===== AVAILABLE RECORDS

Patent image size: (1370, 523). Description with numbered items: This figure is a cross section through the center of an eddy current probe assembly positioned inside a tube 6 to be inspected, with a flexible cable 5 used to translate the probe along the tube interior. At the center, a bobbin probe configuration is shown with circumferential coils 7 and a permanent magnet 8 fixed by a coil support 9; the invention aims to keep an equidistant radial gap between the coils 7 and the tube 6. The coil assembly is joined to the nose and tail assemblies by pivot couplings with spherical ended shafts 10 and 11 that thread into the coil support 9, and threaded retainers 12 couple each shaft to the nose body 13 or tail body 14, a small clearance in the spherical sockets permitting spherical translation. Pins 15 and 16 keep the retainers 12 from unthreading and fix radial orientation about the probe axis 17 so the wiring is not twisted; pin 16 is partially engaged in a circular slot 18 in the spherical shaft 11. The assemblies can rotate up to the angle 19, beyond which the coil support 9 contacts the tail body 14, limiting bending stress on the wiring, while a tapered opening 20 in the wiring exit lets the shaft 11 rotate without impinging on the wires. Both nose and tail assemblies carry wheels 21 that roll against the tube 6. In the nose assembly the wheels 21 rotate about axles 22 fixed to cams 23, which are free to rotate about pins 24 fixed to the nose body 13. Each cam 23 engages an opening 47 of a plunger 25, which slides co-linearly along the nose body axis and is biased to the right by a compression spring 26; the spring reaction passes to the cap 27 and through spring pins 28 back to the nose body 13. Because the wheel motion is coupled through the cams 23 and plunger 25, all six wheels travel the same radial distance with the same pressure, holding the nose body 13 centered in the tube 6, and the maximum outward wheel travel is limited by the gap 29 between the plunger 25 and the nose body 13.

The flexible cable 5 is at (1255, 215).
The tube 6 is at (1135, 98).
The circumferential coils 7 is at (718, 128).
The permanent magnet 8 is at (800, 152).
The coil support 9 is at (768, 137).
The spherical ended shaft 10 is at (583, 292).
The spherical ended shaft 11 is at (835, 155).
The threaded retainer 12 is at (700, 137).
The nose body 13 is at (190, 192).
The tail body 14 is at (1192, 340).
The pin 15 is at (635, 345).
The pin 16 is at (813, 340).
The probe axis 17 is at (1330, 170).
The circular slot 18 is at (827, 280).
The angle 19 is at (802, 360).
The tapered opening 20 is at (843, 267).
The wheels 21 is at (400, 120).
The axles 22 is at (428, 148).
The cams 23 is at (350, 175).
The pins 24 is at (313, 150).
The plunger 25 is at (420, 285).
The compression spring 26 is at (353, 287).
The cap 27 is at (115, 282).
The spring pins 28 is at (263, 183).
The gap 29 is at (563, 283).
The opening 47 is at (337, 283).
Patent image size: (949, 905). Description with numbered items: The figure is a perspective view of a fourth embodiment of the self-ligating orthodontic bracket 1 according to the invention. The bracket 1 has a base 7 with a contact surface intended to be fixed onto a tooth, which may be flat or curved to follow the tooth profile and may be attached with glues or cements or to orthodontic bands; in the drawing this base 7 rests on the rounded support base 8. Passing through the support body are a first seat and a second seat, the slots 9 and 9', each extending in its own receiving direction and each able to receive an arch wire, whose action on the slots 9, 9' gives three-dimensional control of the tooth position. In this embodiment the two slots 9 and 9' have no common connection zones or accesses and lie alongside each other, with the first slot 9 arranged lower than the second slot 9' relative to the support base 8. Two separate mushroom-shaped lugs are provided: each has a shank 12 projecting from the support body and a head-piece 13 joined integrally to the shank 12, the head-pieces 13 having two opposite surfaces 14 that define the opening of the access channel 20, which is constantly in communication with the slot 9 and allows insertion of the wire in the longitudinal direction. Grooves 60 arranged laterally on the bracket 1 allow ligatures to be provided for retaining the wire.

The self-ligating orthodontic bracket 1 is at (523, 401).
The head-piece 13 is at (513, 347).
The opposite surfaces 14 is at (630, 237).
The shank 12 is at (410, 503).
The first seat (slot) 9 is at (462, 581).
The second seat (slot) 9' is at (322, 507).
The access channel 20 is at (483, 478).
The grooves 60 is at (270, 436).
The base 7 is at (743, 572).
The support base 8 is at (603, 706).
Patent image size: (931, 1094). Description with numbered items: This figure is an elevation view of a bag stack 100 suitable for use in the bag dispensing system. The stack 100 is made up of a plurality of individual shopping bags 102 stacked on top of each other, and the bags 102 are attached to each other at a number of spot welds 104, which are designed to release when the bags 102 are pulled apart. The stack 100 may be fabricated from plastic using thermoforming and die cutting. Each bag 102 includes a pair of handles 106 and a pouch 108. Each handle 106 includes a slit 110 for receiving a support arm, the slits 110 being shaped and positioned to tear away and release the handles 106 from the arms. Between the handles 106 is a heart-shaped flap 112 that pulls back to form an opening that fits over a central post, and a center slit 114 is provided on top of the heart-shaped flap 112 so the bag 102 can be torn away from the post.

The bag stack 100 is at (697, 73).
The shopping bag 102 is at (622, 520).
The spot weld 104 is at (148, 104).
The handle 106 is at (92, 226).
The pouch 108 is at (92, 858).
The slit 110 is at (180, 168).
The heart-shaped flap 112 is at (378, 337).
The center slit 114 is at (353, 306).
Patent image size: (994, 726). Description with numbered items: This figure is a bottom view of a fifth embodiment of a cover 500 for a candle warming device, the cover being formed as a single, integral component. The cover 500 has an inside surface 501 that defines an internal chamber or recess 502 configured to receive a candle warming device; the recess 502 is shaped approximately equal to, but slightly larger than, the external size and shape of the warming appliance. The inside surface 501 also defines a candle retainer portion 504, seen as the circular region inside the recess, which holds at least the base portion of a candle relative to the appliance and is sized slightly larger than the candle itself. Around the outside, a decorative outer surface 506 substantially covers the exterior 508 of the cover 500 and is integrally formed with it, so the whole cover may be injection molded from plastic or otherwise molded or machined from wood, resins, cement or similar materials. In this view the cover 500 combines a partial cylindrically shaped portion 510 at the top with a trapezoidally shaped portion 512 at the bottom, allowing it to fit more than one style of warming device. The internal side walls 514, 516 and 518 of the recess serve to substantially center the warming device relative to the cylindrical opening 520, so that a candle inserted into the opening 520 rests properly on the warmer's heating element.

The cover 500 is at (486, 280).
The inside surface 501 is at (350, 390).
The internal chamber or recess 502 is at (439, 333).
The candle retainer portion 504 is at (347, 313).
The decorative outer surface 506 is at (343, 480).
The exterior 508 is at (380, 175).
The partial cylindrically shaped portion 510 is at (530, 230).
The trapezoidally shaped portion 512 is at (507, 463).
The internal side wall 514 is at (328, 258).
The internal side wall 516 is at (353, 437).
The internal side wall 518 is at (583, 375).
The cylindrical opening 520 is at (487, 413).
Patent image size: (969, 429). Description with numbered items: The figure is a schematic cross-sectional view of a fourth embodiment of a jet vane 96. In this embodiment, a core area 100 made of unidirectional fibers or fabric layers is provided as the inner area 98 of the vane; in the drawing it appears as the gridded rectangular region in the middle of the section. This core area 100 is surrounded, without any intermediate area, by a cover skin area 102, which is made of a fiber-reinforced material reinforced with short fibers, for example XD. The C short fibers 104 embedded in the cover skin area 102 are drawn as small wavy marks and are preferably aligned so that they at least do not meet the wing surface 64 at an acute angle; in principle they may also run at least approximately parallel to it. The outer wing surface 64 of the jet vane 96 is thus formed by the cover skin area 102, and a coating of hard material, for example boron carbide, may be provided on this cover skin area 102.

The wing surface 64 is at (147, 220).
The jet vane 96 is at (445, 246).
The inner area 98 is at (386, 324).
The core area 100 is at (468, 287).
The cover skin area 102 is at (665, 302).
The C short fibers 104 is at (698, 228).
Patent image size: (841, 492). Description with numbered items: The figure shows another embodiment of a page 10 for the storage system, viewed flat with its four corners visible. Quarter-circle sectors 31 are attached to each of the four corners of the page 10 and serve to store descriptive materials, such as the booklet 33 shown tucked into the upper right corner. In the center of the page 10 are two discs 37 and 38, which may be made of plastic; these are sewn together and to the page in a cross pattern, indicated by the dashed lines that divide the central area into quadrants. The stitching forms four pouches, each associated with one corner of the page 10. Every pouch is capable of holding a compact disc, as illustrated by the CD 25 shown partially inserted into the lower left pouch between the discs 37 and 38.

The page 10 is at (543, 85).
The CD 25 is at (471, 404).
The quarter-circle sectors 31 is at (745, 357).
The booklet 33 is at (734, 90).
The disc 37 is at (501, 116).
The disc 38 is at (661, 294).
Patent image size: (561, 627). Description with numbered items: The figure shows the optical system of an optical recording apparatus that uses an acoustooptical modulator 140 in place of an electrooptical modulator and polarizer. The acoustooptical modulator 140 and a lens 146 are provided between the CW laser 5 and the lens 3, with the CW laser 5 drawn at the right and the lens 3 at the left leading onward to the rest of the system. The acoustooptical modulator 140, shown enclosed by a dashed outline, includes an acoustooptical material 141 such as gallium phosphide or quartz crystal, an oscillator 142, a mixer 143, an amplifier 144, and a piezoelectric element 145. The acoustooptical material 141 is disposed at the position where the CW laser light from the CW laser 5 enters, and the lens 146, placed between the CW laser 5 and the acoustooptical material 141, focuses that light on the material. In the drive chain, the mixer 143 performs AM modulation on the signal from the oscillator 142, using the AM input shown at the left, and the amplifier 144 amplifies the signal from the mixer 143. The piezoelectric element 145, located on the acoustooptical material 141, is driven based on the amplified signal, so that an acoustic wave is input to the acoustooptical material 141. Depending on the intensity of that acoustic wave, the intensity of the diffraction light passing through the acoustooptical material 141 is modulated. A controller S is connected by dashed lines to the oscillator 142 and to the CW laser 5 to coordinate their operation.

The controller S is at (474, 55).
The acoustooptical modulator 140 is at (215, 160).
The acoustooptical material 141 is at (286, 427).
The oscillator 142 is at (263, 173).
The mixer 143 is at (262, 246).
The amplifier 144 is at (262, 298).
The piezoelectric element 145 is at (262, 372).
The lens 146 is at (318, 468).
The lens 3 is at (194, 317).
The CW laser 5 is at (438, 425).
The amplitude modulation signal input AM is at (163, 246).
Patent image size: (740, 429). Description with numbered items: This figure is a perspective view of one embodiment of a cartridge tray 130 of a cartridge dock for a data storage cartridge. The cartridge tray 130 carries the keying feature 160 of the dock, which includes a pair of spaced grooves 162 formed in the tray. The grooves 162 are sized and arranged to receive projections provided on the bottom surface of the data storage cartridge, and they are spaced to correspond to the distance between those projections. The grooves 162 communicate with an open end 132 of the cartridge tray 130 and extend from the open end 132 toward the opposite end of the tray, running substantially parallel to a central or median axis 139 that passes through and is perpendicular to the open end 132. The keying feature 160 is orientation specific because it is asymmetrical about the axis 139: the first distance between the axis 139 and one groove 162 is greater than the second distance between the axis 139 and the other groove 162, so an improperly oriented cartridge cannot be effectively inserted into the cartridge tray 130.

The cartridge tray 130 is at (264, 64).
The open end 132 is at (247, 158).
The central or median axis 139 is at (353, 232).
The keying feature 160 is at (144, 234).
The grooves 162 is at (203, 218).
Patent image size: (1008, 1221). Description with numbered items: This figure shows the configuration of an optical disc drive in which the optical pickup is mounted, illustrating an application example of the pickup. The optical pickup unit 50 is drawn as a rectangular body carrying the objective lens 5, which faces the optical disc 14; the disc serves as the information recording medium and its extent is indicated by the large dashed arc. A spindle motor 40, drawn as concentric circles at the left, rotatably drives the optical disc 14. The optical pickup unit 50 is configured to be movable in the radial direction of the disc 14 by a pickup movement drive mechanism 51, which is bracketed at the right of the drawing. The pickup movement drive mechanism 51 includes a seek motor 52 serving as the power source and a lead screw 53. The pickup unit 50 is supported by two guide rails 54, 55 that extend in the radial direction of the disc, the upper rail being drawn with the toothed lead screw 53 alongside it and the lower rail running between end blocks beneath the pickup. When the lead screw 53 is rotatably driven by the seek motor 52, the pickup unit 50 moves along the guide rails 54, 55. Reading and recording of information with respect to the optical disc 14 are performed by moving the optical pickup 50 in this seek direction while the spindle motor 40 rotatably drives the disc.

==========

### [WHAT THE TASK REQUIRES]
Copy out the records above verbatim, starting at the line that contains "Patent image size: (969, 429)." and ending at the line that contains "The C short fibers 104 is at (698, 228).", with both of those lines included.

### [CORRECT OUTPUT]
Patent image size: (969, 429). Description with numbered items: The figure is a schematic cross-sectional view of a fourth embodiment of a jet vane 96. In this embodiment, a core area 100 made of unidirectional fibers or fabric layers is provided as the inner area 98 of the vane; in the drawing it appears as the gridded rectangular region in the middle of the section. This core area 100 is surrounded, without any intermediate area, by a cover skin area 102, which is made of a fiber-reinforced material reinforced with short fibers, for example XD. The C short fibers 104 embedded in the cover skin area 102 are drawn as small wavy marks and are preferably aligned so that they at least do not meet the wing surface 64 at an acute angle; in principle they may also run at least approximately parallel to it. The outer wing surface 64 of the jet vane 96 is thus formed by the cover skin area 102, and a coating of hard material, for example boron carbide, may be provided on this cover skin area 102.

The wing surface 64 is at (147, 220).
The jet vane 96 is at (445, 246).
The inner area 98 is at (386, 324).
The core area 100 is at (468, 287).
The cover skin area 102 is at (665, 302).
The C short fibers 104 is at (698, 228).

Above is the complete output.